* DATA FOR THIS TASK:

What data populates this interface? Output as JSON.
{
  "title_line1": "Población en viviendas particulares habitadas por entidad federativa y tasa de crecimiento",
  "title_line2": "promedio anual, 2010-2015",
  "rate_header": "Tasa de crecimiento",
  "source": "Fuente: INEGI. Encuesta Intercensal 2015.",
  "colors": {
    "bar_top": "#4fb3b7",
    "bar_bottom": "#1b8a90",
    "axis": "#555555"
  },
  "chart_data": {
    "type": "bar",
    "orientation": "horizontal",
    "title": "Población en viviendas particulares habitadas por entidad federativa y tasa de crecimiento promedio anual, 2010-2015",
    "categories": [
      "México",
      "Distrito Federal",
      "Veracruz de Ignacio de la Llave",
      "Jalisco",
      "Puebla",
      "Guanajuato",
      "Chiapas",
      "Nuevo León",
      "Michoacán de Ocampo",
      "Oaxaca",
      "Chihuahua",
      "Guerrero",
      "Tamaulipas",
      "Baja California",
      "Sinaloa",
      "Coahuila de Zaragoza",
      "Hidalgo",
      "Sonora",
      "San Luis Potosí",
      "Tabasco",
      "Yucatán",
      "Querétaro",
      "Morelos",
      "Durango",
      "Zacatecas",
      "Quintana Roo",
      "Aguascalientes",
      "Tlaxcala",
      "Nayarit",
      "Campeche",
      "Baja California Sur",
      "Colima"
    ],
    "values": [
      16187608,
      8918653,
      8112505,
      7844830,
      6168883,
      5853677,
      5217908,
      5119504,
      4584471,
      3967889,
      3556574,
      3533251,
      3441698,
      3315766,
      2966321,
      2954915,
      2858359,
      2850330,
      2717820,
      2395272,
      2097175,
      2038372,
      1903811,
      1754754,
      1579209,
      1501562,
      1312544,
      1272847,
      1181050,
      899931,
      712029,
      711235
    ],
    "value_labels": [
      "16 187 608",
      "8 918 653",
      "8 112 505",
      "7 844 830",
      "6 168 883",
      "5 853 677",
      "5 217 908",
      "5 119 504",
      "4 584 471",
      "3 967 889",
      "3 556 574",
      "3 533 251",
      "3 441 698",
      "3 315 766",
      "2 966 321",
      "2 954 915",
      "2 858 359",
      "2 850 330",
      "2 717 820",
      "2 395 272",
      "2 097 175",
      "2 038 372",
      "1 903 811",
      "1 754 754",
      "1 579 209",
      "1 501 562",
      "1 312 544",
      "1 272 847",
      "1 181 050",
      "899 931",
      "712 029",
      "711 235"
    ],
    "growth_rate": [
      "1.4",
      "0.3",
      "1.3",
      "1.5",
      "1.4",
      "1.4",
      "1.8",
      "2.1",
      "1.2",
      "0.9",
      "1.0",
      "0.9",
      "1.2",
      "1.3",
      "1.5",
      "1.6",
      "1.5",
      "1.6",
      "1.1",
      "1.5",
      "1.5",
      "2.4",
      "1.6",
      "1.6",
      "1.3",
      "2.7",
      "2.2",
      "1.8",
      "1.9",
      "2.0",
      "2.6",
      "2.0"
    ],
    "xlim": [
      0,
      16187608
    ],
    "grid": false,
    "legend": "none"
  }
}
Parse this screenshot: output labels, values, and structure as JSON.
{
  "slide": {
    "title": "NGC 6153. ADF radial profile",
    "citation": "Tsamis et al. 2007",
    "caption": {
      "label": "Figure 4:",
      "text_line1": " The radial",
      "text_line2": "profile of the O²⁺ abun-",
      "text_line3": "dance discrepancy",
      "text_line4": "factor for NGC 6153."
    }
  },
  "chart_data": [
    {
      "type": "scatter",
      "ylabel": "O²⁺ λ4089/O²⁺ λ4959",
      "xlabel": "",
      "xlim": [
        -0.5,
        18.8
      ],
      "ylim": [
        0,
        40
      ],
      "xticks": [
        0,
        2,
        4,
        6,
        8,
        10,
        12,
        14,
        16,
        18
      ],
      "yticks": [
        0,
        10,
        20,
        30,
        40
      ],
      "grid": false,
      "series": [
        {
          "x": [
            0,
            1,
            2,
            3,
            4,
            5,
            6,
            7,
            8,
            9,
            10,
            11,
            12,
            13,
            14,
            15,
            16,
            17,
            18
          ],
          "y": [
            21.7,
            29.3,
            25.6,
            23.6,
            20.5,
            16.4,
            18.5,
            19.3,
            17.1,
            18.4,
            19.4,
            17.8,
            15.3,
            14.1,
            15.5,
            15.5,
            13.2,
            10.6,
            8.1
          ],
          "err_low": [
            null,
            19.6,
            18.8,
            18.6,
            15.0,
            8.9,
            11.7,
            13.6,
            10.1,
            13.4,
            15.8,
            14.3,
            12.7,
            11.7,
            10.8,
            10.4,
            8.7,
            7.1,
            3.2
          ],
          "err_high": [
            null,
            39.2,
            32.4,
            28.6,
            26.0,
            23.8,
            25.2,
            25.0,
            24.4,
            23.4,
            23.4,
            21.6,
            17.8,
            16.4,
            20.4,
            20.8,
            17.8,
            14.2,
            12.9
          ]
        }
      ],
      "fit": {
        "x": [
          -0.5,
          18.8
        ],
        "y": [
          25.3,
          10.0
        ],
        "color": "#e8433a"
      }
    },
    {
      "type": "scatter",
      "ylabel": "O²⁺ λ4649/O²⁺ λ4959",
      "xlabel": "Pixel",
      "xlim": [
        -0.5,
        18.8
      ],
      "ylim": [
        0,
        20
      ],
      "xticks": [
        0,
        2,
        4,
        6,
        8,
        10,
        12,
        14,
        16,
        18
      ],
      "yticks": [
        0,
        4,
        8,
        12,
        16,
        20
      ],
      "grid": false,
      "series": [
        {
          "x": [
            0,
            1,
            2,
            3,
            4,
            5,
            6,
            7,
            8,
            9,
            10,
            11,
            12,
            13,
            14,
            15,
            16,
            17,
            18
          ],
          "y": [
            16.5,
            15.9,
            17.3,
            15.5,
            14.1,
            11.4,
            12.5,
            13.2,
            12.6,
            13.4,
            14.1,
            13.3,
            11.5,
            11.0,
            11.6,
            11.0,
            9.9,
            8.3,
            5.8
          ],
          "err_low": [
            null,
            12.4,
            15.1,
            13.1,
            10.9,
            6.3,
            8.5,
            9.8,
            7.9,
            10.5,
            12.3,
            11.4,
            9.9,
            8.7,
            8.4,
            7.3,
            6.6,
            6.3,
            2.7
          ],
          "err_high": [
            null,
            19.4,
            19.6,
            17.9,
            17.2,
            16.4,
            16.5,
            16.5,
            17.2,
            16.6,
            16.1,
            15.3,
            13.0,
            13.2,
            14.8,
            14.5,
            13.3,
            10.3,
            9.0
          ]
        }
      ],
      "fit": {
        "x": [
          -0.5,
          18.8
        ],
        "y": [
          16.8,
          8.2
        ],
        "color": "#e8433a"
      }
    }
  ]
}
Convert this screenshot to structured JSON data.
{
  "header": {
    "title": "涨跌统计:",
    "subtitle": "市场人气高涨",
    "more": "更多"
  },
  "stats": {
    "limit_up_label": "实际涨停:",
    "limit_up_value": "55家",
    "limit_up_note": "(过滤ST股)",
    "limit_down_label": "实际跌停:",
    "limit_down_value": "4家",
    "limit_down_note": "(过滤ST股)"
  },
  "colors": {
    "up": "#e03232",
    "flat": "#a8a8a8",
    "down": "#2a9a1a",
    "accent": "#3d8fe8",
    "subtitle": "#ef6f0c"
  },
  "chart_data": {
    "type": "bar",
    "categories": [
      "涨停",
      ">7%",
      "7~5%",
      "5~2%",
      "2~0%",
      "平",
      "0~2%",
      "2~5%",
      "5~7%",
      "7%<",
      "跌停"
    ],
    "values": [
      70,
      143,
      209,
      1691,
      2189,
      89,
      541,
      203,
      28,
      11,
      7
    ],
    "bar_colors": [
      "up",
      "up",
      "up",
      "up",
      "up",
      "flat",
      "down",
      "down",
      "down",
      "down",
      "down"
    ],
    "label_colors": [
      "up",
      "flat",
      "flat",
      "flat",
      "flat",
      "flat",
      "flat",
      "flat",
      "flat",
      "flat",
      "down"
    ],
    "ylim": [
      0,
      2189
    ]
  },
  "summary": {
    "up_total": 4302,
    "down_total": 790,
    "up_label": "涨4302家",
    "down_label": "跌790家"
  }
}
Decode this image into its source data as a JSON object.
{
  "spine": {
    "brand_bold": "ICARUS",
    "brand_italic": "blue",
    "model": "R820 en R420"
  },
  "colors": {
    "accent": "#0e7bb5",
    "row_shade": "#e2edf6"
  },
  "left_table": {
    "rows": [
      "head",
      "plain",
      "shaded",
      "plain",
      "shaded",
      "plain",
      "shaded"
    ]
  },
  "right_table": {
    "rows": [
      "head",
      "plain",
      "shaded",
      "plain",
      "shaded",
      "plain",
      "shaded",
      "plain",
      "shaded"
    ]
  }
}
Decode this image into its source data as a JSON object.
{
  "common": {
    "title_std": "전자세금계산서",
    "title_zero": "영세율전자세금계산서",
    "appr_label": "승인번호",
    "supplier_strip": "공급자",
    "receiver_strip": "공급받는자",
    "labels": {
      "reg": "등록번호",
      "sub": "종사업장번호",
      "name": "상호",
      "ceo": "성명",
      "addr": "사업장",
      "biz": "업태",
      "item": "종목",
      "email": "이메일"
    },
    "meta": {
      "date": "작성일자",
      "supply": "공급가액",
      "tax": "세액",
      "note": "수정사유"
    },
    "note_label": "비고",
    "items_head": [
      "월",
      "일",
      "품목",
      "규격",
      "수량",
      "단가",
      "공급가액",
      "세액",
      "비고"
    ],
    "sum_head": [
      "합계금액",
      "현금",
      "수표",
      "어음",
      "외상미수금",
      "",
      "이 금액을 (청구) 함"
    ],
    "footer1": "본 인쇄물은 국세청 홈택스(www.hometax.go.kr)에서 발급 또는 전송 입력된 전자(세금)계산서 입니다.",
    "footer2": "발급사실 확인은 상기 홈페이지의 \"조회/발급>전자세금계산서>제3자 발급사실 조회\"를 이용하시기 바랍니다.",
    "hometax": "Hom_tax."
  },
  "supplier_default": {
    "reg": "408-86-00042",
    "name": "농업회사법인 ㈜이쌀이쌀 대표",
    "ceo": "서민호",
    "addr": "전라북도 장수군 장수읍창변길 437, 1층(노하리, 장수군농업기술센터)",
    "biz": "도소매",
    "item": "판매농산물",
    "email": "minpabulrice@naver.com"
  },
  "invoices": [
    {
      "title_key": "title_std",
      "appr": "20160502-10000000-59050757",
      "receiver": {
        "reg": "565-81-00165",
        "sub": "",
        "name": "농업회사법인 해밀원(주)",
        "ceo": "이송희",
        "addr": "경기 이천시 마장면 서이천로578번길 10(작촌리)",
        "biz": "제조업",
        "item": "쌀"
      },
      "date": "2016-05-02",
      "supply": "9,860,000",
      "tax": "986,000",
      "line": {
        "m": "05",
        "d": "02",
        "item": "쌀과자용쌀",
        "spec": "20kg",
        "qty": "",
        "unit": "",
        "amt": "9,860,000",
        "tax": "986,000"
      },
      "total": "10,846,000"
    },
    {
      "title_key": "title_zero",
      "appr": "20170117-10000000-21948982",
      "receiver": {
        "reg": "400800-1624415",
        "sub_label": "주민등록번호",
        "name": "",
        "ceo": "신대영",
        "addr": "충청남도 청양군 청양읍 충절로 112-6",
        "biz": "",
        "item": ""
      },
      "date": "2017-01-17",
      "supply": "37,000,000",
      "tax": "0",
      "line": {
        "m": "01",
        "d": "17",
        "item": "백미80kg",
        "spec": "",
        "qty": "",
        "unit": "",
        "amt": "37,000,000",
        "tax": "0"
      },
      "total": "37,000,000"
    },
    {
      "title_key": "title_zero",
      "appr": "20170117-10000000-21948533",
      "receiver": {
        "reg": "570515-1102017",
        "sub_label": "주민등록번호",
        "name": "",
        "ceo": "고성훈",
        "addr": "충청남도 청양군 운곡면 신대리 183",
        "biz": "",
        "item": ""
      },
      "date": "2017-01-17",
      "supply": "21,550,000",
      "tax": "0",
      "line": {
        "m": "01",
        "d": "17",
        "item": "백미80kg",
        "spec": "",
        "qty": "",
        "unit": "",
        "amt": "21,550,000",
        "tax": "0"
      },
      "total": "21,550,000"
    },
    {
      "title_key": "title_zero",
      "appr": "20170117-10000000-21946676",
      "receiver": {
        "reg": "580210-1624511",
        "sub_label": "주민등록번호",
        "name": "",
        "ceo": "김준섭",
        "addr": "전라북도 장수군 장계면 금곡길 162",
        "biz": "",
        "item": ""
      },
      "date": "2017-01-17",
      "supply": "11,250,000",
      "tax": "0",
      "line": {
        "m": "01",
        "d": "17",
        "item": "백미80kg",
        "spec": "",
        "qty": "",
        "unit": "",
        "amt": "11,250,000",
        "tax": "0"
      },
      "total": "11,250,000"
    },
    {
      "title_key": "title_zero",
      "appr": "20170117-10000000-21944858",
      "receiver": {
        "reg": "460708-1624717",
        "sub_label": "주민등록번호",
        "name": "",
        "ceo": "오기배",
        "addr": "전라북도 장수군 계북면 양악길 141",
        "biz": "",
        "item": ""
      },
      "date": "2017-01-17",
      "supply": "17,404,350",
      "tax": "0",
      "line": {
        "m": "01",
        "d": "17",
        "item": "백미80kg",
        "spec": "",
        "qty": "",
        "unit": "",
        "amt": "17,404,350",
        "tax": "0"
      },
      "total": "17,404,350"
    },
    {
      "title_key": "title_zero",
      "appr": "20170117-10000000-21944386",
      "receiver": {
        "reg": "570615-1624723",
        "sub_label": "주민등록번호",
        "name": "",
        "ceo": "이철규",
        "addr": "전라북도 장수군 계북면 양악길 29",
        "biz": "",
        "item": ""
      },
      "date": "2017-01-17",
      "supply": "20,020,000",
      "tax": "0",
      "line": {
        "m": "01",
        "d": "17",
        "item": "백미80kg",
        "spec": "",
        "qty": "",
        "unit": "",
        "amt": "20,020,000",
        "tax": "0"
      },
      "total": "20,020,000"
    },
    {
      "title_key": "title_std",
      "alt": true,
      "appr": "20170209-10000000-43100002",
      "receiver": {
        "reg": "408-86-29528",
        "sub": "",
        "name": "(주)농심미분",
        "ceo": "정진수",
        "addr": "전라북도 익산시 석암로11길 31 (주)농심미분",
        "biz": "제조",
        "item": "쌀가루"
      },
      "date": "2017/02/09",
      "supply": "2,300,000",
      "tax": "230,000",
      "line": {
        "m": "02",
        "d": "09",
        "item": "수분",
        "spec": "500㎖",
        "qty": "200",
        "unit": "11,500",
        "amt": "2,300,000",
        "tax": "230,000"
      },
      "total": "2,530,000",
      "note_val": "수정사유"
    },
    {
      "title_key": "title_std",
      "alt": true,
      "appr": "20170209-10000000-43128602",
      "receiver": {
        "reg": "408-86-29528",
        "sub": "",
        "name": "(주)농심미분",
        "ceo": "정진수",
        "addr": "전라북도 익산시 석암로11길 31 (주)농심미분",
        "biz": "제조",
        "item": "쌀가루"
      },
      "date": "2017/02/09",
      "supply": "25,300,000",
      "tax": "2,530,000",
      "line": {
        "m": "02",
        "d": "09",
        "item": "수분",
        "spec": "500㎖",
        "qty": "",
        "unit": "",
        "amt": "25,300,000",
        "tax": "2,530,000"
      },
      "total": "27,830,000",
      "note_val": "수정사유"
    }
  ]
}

* WORK TO DO:
Of the lines in the data above, how many contain the word "Baja"? Give only that figure.

* FINISHED ANSWER:
2